→ RECORDS PROVIDED:
start
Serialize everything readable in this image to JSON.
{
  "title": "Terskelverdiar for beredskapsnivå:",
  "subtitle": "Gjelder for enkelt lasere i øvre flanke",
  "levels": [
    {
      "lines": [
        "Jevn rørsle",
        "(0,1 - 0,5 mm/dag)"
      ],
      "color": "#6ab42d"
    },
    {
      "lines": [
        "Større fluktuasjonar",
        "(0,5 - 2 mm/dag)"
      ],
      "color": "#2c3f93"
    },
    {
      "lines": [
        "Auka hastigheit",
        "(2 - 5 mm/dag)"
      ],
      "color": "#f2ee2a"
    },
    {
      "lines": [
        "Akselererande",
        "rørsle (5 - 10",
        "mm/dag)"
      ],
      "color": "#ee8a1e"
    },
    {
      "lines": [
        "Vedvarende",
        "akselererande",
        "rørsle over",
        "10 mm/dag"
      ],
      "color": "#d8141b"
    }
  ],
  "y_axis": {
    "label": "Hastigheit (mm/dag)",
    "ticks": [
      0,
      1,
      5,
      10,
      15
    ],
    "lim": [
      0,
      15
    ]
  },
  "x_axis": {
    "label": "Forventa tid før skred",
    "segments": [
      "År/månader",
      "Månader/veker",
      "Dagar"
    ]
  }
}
end
→ REQUEST: Copy the data above exactly. Every line must be included.

→ REPLY TO THE TASK:
Serialize everything readable in this image to JSON.
{
  "title": "Terskelverdiar for beredskapsnivå:",
  "subtitle": "Gjelder for enkelt lasere i øvre flanke",
  "levels": [
    {
      "lines": [
        "Jevn rørsle",
        "(0,1 - 0,5 mm/dag)"
      ],
      "color": "#6ab42d"
    },
    {
      "lines": [
        "Større fluktuasjonar",
        "(0,5 - 2 mm/dag)"
      ],
      "color": "#2c3f93"
    },
    {
      "lines": [
        "Auka hastigheit",
        "(2 - 5 mm/dag)"
      ],
      "color": "#f2ee2a"
    },
    {
      "lines": [
        "Akselererande",
        "rørsle (5 - 10",
        "mm/dag)"
      ],
      "color": "#ee8a1e"
    },
    {
      "lines": [
        "Vedvarende",
        "akselererande",
        "rørsle over",
        "10 mm/dag"
      ],
      "color": "#d8141b"
    }
  ],
  "y_axis": {
    "label": "Hastigheit (mm/dag)",
    "ticks": [
      0,
      1,
      5,
      10,
      15
    ],
    "lim": [
      0,
      15
    ]
  },
  "x_axis": {
    "label": "Forventa tid før skred",
    "segments": [
      "År/månader",
      "Månader/veker",
      "Dagar"
    ]
  }
}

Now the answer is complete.